Reproduce the entries exactly.

**Data listing**

☆ ☆ ☆ ☆ ☆ ☆ ☆

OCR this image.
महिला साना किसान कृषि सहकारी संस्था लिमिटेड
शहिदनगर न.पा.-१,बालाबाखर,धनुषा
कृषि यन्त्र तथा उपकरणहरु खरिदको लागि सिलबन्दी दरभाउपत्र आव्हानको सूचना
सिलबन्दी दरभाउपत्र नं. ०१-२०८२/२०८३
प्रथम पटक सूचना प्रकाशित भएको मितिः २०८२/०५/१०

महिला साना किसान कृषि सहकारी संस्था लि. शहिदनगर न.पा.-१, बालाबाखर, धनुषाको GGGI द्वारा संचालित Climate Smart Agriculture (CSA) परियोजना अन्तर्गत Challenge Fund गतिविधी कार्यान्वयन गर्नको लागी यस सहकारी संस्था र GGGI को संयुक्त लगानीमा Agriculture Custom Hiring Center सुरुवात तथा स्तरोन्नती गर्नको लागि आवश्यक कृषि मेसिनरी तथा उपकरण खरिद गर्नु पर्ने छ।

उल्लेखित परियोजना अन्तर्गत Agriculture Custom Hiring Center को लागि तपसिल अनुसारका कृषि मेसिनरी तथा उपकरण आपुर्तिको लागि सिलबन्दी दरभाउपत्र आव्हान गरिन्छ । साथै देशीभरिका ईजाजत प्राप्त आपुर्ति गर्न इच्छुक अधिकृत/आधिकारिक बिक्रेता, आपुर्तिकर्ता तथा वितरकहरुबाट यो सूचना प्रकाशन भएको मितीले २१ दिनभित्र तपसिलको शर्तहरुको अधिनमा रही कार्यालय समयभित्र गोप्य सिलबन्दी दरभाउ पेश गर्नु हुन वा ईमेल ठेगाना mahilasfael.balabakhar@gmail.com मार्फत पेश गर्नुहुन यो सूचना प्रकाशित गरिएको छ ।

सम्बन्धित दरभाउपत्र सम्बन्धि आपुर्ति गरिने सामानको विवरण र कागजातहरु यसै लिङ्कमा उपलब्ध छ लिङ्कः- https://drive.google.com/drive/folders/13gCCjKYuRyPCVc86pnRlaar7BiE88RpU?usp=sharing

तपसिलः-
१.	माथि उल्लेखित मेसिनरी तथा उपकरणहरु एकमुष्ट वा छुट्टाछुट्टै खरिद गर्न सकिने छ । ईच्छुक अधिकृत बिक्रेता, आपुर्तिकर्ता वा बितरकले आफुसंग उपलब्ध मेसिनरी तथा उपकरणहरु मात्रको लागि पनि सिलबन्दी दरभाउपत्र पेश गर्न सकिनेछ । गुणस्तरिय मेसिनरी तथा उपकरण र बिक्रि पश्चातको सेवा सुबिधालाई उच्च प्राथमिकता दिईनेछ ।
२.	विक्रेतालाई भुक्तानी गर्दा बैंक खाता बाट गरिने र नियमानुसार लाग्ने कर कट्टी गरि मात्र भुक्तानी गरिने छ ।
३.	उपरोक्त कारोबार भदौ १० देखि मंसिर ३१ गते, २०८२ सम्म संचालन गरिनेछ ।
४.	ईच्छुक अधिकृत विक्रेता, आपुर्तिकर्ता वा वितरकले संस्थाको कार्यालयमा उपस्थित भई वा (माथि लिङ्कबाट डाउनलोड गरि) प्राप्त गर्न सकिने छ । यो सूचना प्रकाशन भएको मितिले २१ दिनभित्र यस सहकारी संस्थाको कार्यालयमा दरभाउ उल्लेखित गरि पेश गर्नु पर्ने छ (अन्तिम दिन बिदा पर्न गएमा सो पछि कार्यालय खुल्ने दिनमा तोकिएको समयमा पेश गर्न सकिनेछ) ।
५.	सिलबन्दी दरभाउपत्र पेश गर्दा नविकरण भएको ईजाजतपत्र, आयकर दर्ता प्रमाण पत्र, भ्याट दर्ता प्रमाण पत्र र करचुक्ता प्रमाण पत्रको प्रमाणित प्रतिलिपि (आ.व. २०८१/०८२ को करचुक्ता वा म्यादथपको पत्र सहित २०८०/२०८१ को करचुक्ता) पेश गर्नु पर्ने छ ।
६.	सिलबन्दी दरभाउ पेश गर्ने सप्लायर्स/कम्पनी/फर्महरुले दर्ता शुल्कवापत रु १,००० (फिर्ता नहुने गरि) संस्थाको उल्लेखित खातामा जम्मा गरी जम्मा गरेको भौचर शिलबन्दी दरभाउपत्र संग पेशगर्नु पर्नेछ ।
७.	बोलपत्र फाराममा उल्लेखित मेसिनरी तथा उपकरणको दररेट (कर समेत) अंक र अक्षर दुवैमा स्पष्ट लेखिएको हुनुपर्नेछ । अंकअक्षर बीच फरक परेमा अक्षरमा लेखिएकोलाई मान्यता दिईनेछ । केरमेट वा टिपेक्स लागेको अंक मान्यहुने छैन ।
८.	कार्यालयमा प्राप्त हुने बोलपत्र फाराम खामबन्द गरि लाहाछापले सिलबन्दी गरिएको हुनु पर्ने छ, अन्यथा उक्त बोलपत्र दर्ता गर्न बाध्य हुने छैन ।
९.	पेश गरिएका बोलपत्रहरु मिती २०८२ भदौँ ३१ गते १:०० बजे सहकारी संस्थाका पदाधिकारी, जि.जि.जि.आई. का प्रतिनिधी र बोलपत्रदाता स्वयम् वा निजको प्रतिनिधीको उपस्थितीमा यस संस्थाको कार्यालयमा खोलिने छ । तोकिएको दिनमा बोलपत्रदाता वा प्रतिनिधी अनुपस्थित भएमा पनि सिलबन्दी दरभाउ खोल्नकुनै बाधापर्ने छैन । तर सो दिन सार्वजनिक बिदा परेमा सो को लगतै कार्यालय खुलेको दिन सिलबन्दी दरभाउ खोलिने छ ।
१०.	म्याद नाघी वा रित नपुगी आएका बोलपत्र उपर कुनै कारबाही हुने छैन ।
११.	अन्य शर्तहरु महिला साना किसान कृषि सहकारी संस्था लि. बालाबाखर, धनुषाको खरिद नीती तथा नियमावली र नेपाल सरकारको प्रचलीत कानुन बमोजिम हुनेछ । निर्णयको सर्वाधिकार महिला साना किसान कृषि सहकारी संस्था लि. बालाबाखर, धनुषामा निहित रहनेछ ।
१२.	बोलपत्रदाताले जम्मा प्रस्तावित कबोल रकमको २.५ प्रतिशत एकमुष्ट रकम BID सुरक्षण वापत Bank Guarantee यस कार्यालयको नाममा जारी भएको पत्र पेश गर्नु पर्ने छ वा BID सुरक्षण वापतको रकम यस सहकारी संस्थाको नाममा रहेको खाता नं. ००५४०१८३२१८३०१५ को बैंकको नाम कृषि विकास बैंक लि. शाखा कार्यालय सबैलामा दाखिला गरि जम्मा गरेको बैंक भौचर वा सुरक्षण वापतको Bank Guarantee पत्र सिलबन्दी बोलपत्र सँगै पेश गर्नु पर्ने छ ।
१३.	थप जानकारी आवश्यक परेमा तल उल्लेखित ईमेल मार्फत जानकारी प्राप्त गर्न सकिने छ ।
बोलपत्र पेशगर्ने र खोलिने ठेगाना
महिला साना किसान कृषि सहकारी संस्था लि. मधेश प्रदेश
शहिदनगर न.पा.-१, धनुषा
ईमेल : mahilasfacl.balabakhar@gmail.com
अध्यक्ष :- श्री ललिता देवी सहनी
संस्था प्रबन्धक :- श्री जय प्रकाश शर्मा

☆ ☆ ☆ ☆ ☆ ☆ ☆

**Solution for this exercise**
OCR this image.
महिला साना किसान कृषि सहकारी संस्था लिमिटेड
शहिदनगर न.पा.-१,बालाबाखर,धनुषा
कृषि यन्त्र तथा उपकरणहरु खरिदको लागि सिलबन्दी दरभाउपत्र आव्हानको सूचना
सिलबन्दी दरभाउपत्र नं. ०१-२०८२/२०८३
प्रथम पटक सूचना प्रकाशित भएको मितिः २०८२/०५/१०

महिला साना किसान कृषि सहकारी संस्था लि. शहिदनगर न.पा.-१, बालाबाखर, धनुषाको GGGI द्वारा संचालित Climate Smart Agriculture (CSA) परियोजना अन्तर्गत Challenge Fund गतिविधी कार्यान्वयन गर्नको लागी यस सहकारी संस्था र GGGI को संयुक्त लगानीमा Agriculture Custom Hiring Center सुरुवात तथा स्तरोन्नती गर्नको लागि आवश्यक कृषि मेसिनरी तथा उपकरण खरिद गर्नु पर्ने छ।

उल्लेखित परियोजना अन्तर्गत Agriculture Custom Hiring Center को लागि तपसिल अनुसारका कृषि मेसिनरी तथा उपकरण आपुर्तिको लागि सिलबन्दी दरभाउपत्र आव्हान गरिन्छ । साथै देशीभरिका ईजाजत प्राप्त आपुर्ति गर्न इच्छुक अधिकृत/आधिकारिक बिक्रेता, आपुर्तिकर्ता तथा वितरकहरुबाट यो सूचना प्रकाशन भएको मितीले २१ दिनभित्र तपसिलको शर्तहरुको अधिनमा रही कार्यालय समयभित्र गोप्य सिलबन्दी दरभाउ पेश गर्नु हुन वा ईमेल ठेगाना mahilasfael.balabakhar@gmail.com मार्फत पेश गर्नुहुन यो सूचना प्रकाशित गरिएको छ ।

सम्बन्धित दरभाउपत्र सम्बन्धि आपुर्ति गरिने सामानको विवरण र कागजातहरु यसै लिङ्कमा उपलब्ध छ लिङ्कः- https://drive.google.com/drive/folders/13gCCjKYuRyPCVc86pnRlaar7BiE88RpU?usp=sharing

तपसिलः-
१.	माथि उल्लेखित मेसिनरी तथा उपकरणहरु एकमुष्ट वा छुट्टाछुट्टै खरिद गर्न सकिने छ । ईच्छुक अधिकृत बिक्रेता, आपुर्तिकर्ता वा बितरकले आफुसंग उपलब्ध मेसिनरी तथा उपकरणहरु मात्रको लागि पनि सिलबन्दी दरभाउपत्र पेश गर्न सकिनेछ । गुणस्तरिय मेसिनरी तथा उपकरण र बिक्रि पश्चातको सेवा सुबिधालाई उच्च प्राथमिकता दिईनेछ ।
२.	विक्रेतालाई भुक्तानी गर्दा बैंक खाता बाट गरिने र नियमानुसार लाग्ने कर कट्टी गरि मात्र भुक्तानी गरिने छ ।
३.	उपरोक्त कारोबार भदौ १० देखि मंसिर ३१ गते, २०८२ सम्म संचालन गरिनेछ ।
४.	ईच्छुक अधिकृत विक्रेता, आपुर्तिकर्ता वा वितरकले संस्थाको कार्यालयमा उपस्थित भई वा (माथि लिङ्कबाट डाउनलोड गरि) प्राप्त गर्न सकिने छ । यो सूचना प्रकाशन भएको मितिले २१ दिनभित्र यस सहकारी संस्थाको कार्यालयमा दरभाउ उल्लेखित गरि पेश गर्नु पर्ने छ (अन्तिम दिन बिदा पर्न गएमा सो पछि कार्यालय खुल्ने दिनमा तोकिएको समयमा पेश गर्न सकिनेछ) ।
५.	सिलबन्दी दरभाउपत्र पेश गर्दा नविकरण भएको ईजाजतपत्र, आयकर दर्ता प्रमाण पत्र, भ्याट दर्ता प्रमाण पत्र र करचुक्ता प्रमाण पत्रको प्रमाणित प्रतिलिपि (आ.व. २०८१/०८२ को करचुक्ता वा म्यादथपको पत्र सहित २०८०/२०८१ को करचुक्ता) पेश गर्नु पर्ने छ ।
६.	सिलबन्दी दरभाउ पेश गर्ने सप्लायर्स/कम्पनी/फर्महरुले दर्ता शुल्कवापत रु १,००० (फिर्ता नहुने गरि) संस्थाको उल्लेखित खातामा जम्मा गरी जम्मा गरेको भौचर शिलबन्दी दरभाउपत्र संग पेशगर्नु पर्नेछ ।
७.	बोलपत्र फाराममा उल्लेखित मेसिनरी तथा उपकरणको दररेट (कर समेत) अंक र अक्षर दुवैमा स्पष्ट लेखिएको हुनुपर्नेछ । अंकअक्षर बीच फरक परेमा अक्षरमा लेखिएकोलाई मान्यता दिईनेछ । केरमेट वा टिपेक्स लागेको अंक मान्यहुने छैन ।
८.	कार्यालयमा प्राप्त हुने बोलपत्र फाराम खामबन्द गरि लाहाछापले सिलबन्दी गरिएको हुनु पर्ने छ, अन्यथा उक्त बोलपत्र दर्ता गर्न बाध्य हुने छैन ।
९.	पेश गरिएका बोलपत्रहरु मिती २०८२ भदौँ ३१ गते १:०० बजे सहकारी संस्थाका पदाधिकारी, जि.जि.जि.आई. का प्रतिनिधी र बोलपत्रदाता स्वयम् वा निजको प्रतिनिधीको उपस्थितीमा यस संस्थाको कार्यालयमा खोलिने छ । तोकिएको दिनमा बोलपत्रदाता वा प्रतिनिधी अनुपस्थित भएमा पनि सिलबन्दी दरभाउ खोल्नकुनै बाधापर्ने छैन । तर सो दिन सार्वजनिक बिदा परेमा सो को लगतै कार्यालय खुलेको दिन सिलबन्दी दरभाउ खोलिने छ ।
१०.	म्याद नाघी वा रित नपुगी आएका बोलपत्र उपर कुनै कारबाही हुने छैन ।
११.	अन्य शर्तहरु महिला साना किसान कृषि सहकारी संस्था लि. बालाबाखर, धनुषाको खरिद नीती तथा नियमावली र नेपाल सरकारको प्रचलीत कानुन बमोजिम हुनेछ । निर्णयको सर्वाधिकार महिला साना किसान कृषि सहकारी संस्था लि. बालाबाखर, धनुषामा निहित रहनेछ ।
१२.	बोलपत्रदाताले जम्मा प्रस्तावित कबोल रकमको २.५ प्रतिशत एकमुष्ट रकम BID सुरक्षण वापत Bank Guarantee यस कार्यालयको नाममा जारी भएको पत्र पेश गर्नु पर्ने छ वा BID सुरक्षण वापतको रकम यस सहकारी संस्थाको नाममा रहेको खाता नं. ००५४०१८३२१८३०१५ को बैंकको नाम कृषि विकास बैंक लि. शाखा कार्यालय सबैलामा दाखिला गरि जम्मा गरेको बैंक भौचर वा सुरक्षण वापतको Bank Guarantee पत्र सिलबन्दी बोलपत्र सँगै पेश गर्नु पर्ने छ ।
१३.	थप जानकारी आवश्यक परेमा तल उल्लेखित ईमेल मार्फत जानकारी प्राप्त गर्न सकिने छ ।
बोलपत्र पेशगर्ने र खोलिने ठेगाना
महिला साना किसान कृषि सहकारी संस्था लि. मधेश प्रदेश
शहिदनगर न.पा.-१, धनुषा
ईमेल : mahilasfacl.balabakhar@gmail.com
अध्यक्ष :- श्री ललिता देवी सहनी
संस्था प्रबन्धक :- श्री जय प्रकाश शर्मा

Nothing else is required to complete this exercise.